Records contained in a dataset:
• • • • • • •

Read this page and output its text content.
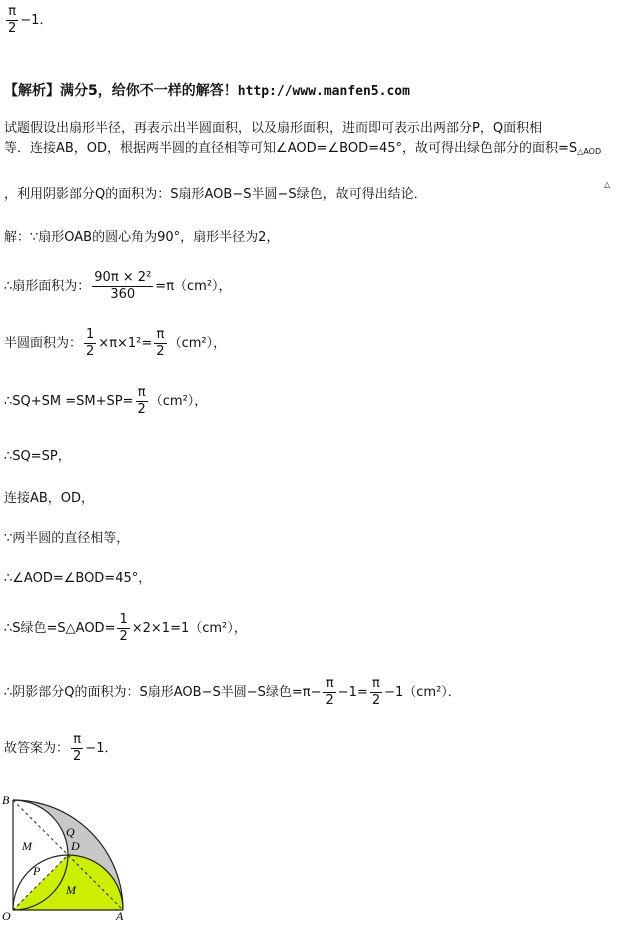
$\frac{\pi}{2} -1$．
【解析】满分5，给你不一样的解答！http://www.manfen5.com
试题假设出扇形半径，再表示出半圆面积，以及扇形面积，进而即可表示出两部分P，Q面积相
等．连接AB，OD，根据两半圆的直径相等可知∠AOD=∠BOD=45°，故可得出绿色部分的面积$=S_{\triangle AOD}$
，利用阴影部分Q的面积为：S扇形AOB−S半圆−S绿色，故可得出结论．
△
解：∵扇形OAB的圆心角为90°，扇形半径为2，
∴扇形面积为： $\frac{\text{90π × 2²}}{360} =\pi(cm^2)$，
半圆面积为： $\frac{1}{2} \times\pi\times 1^2= \frac{\pi}{2} (cm^2)$，
∴SQ+SM $=SM+SP= \frac{\pi}{2} (cm^2)$，
∴SQ=SP，
连接AB，OD，
∵两半圆的直径相等，
∴∠AOD=∠BOD=45°，
∴S绿色=S△AOD= $\frac{1}{2} \times 2\times 1=1(cm^2)$，
∴阴影部分Q的面积为：S扇形AOB−S半圆−S绿色$=\pi- \frac{\pi}{2} -1= \frac{\pi}{2} -1(cm^2)$．
故答案为： $\frac{\pi}{2} -1$．
B
O	A
Q
D
M
P
M
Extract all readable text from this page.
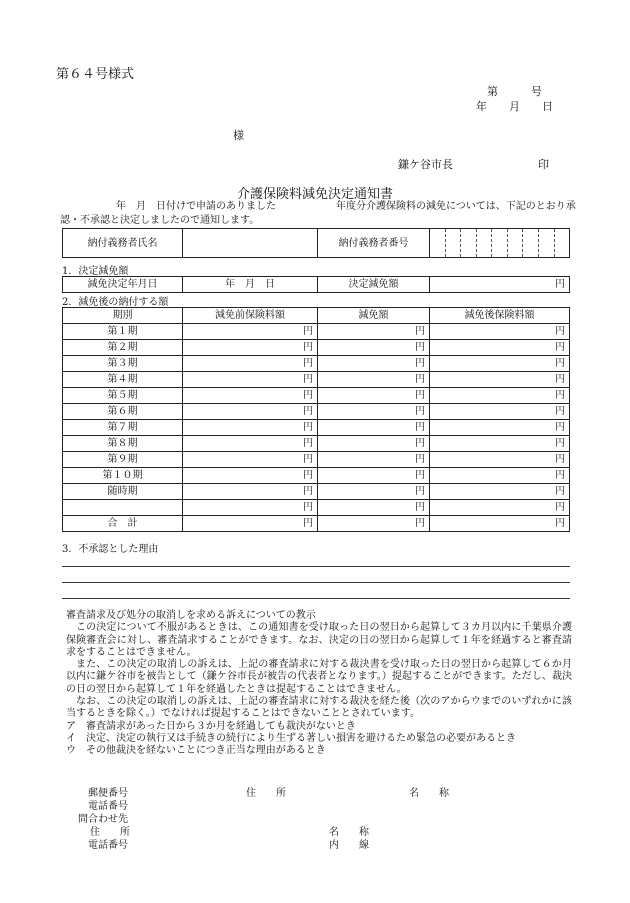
第６４号様式
第　　　号
年　　月　　日
様
鎌ケ谷市長	印
介護保険料減免決定通知書
年　月　日付けで申請のありました	年度分介護保険料の減免については、下記のとおり承
認・不承認と決定しましたので通知します。
納付義務者氏名		納付義務者番号	
1．決定減免額
減免決定年月日	年　月　日	決定減免額	円
2．減免後の納付する額
期別	減免前保険料額	減免額	減免後保険料額
第１期	円	円	円
第２期	円	円	円
第３期	円	円	円
第４期	円	円	円
第５期	円	円	円
第６期	円	円	円
第７期	円	円	円
第８期	円	円	円
第９期	円	円	円
第１０期	円	円	円
随時期	円	円	円
	円	円	円
合　計	円	円	円
3．不承認とした理由

審査請求及び処分の取消しを求める訴えについての教示

この決定について不服があるときは、この通知書を受け取った日の翌日から起算して３カ月以内に千葉県介護保険審査会に対し、審査請求することができます。なお、決定の日の翌日から起算して１年を経過すると審査請求をすることはできません。

また、この決定の取消しの訴えは、上記の審査請求に対する裁決書を受け取った日の翌日から起算して６か月以内に鎌ケ谷市を被告として（鎌ケ谷市長が被告の代表者となります。）提起することができます。ただし、裁決の日の翌日から起算して１年を経過したときは提起することはできません。

なお、この決定の取消しの訴えは、上記の審査請求に対する裁決を経た後（次のアからウまでのいずれかに該当するときを除く。）でなければ提起することはできないこととされています。

ア　審査請求があった日から３か月を経過しても裁決がないとき

イ　決定、決定の執行又は手続きの続行により生ずる著しい損害を避けるため緊急の必要があるとき

ウ　その他裁決を経ないことにつき正当な理由があるとき

郵便番号	住　　所	名　　称
電話番号
問合わせ先
住　　所	名　　称
電話番号	内　　線
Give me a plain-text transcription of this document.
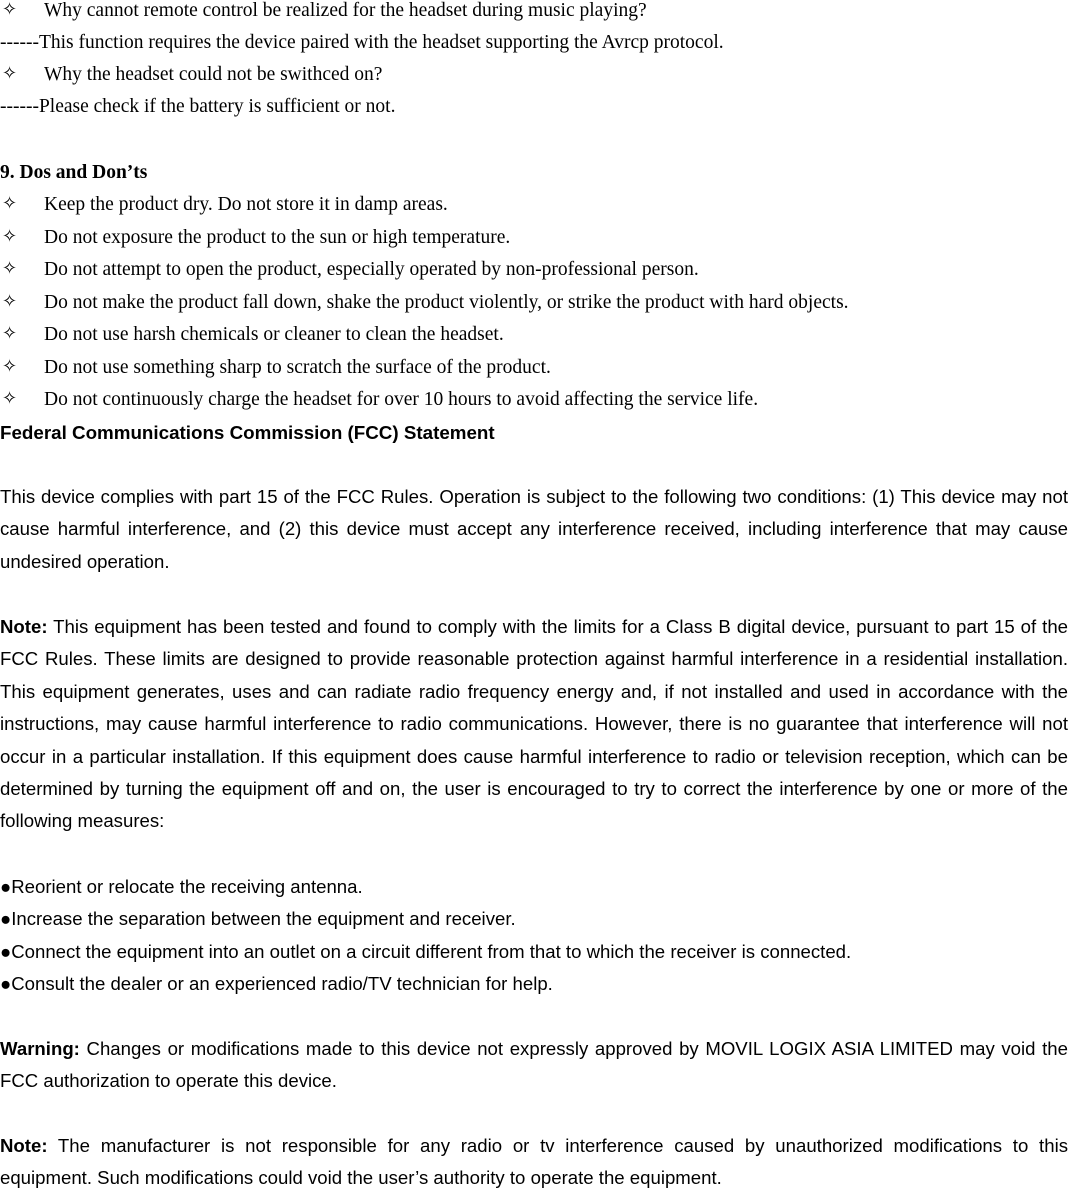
✧ Why cannot remote control be realized for the headset during music playing?
------This function requires the device paired with the headset supporting the Avrcp protocol.
✧ Why the headset could not be swithced on?
------Please check if the battery is sufficient or not.
9. Dos and Don’ts
✧ Keep the product dry. Do not store it in damp areas.
✧ Do not exposure the product to the sun or high temperature.
✧ Do not attempt to open the product, especially operated by non-professional person.
✧ Do not make the product fall down, shake the product violently, or strike the product with hard objects.
✧ Do not use harsh chemicals or cleaner to clean the headset.
✧ Do not use something sharp to scratch the surface of the product.
✧ Do not continuously charge the headset for over 10 hours to avoid affecting the service life.
Federal Communications Commission (FCC) Statement
This device complies with part 15 of the FCC Rules. Operation is subject to the following two conditions: (1) This device may not cause harmful interference, and (2) this device must accept any interference received, including interference that may cause undesired operation.
Note: This equipment has been tested and found to comply with the limits for a Class B digital device, pursuant to part 15 of the FCC Rules. These limits are designed to provide reasonable protection against harmful interference in a residential installation. This equipment generates, uses and can radiate radio frequency energy and, if not installed and used in accordance with the instructions, may cause harmful interference to radio communications. However, there is no guarantee that interference will not occur in a particular installation. If this equipment does cause harmful interference to radio or television reception, which can be determined by turning the equipment off and on, the user is encouraged to try to correct the interference by one or more of the following measures:
●Reorient or relocate the receiving antenna.
●Increase the separation between the equipment and receiver.
●Connect the equipment into an outlet on a circuit different from that to which the receiver is connected.
●Consult the dealer or an experienced radio/TV technician for help.
Warning: Changes or modifications made to this device not expressly approved by MOVIL LOGIX ASIA LIMITED may void the FCC authorization to operate this device.
Note: The manufacturer is not responsible for any radio or tv interference caused by unauthorized modifications to this equipment. Such modifications could void the user’s authority to operate the equipment.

• • • • • • •

* _EXERCISE INSTRUCTIONS_: Leave out the pictures and give the listing above again exactly.

* _FULL ANSWER_:
Read this page and output its text content.
$\frac{\pi}{2} -1$．
【解析】满分5，给你不一样的解答！http://www.manfen5.com
试题假设出扇形半径，再表示出半圆面积，以及扇形面积，进而即可表示出两部分P，Q面积相
等．连接AB，OD，根据两半圆的直径相等可知∠AOD=∠BOD=45°，故可得出绿色部分的面积$=S_{\triangle AOD}$
，利用阴影部分Q的面积为：S扇形AOB−S半圆−S绿色，故可得出结论．
△
解：∵扇形OAB的圆心角为90°，扇形半径为2，
∴扇形面积为： $\frac{\text{90π × 2²}}{360} =\pi(cm^2)$，
半圆面积为： $\frac{1}{2} \times\pi\times 1^2= \frac{\pi}{2} (cm^2)$，
∴SQ+SM $=SM+SP= \frac{\pi}{2} (cm^2)$，
∴SQ=SP，
连接AB，OD，
∵两半圆的直径相等，
∴∠AOD=∠BOD=45°，
∴S绿色=S△AOD= $\frac{1}{2} \times 2\times 1=1(cm^2)$，
∴阴影部分Q的面积为：S扇形AOB−S半圆−S绿色$=\pi- \frac{\pi}{2} -1= \frac{\pi}{2} -1(cm^2)$．
故答案为： $\frac{\pi}{2} -1$．
B
O	A
Q
D
M
P
M
Extract all readable text from this page.
第６４号様式
第　　　号
年　　月　　日
様
鎌ケ谷市長	印
介護保険料減免決定通知書
年　月　日付けで申請のありました	年度分介護保険料の減免については、下記のとおり承
認・不承認と決定しましたので通知します。
納付義務者氏名		納付義務者番号	
1．決定減免額
減免決定年月日	年　月　日	決定減免額	円
2．減免後の納付する額
期別	減免前保険料額	減免額	減免後保険料額
第１期	円	円	円
第２期	円	円	円
第３期	円	円	円
第４期	円	円	円
第５期	円	円	円
第６期	円	円	円
第７期	円	円	円
第８期	円	円	円
第９期	円	円	円
第１０期	円	円	円
随時期	円	円	円
	円	円	円
合　計	円	円	円
3．不承認とした理由

審査請求及び処分の取消しを求める訴えについての教示

この決定について不服があるときは、この通知書を受け取った日の翌日から起算して３カ月以内に千葉県介護保険審査会に対し、審査請求することができます。なお、決定の日の翌日から起算して１年を経過すると審査請求をすることはできません。

また、この決定の取消しの訴えは、上記の審査請求に対する裁決書を受け取った日の翌日から起算して６か月以内に鎌ケ谷市を被告として（鎌ケ谷市長が被告の代表者となります。）提起することができます。ただし、裁決の日の翌日から起算して１年を経過したときは提起することはできません。

なお、この決定の取消しの訴えは、上記の審査請求に対する裁決を経た後（次のアからウまでのいずれかに該当するときを除く。）でなければ提起することはできないこととされています。

ア　審査請求があった日から３か月を経過しても裁決がないとき

イ　決定、決定の執行又は手続きの続行により生ずる著しい損害を避けるため緊急の必要があるとき

ウ　その他裁決を経ないことにつき正当な理由があるとき

郵便番号	住　　所	名　　称
電話番号
問合わせ先
住　　所	名　　称
電話番号	内　　線
Give me a plain-text transcription of this document.
✧ Why cannot remote control be realized for the headset during music playing?
------This function requires the device paired with the headset supporting the Avrcp protocol.
✧ Why the headset could not be swithced on?
------Please check if the battery is sufficient or not.
9. Dos and Don’ts
✧ Keep the product dry. Do not store it in damp areas.
✧ Do not exposure the product to the sun or high temperature.
✧ Do not attempt to open the product, especially operated by non-professional person.
✧ Do not make the product fall down, shake the product violently, or strike the product with hard objects.
✧ Do not use harsh chemicals or cleaner to clean the headset.
✧ Do not use something sharp to scratch the surface of the product.
✧ Do not continuously charge the headset for over 10 hours to avoid affecting the service life.
Federal Communications Commission (FCC) Statement
This device complies with part 15 of the FCC Rules. Operation is subject to the following two conditions: (1) This device may not cause harmful interference, and (2) this device must accept any interference received, including interference that may cause undesired operation.
Note: This equipment has been tested and found to comply with the limits for a Class B digital device, pursuant to part 15 of the FCC Rules. These limits are designed to provide reasonable protection against harmful interference in a residential installation. This equipment generates, uses and can radiate radio frequency energy and, if not installed and used in accordance with the instructions, may cause harmful interference to radio communications. However, there is no guarantee that interference will not occur in a particular installation. If this equipment does cause harmful interference to radio or television reception, which can be determined by turning the equipment off and on, the user is encouraged to try to correct the interference by one or more of the following measures:
●Reorient or relocate the receiving antenna.
●Increase the separation between the equipment and receiver.
●Connect the equipment into an outlet on a circuit different from that to which the receiver is connected.
●Consult the dealer or an experienced radio/TV technician for help.
Warning: Changes or modifications made to this device not expressly approved by MOVIL LOGIX ASIA LIMITED may void the FCC authorization to operate this device.
Note: The manufacturer is not responsible for any radio or tv interference caused by unauthorized modifications to this equipment. Such modifications could void the user’s authority to operate the equipment.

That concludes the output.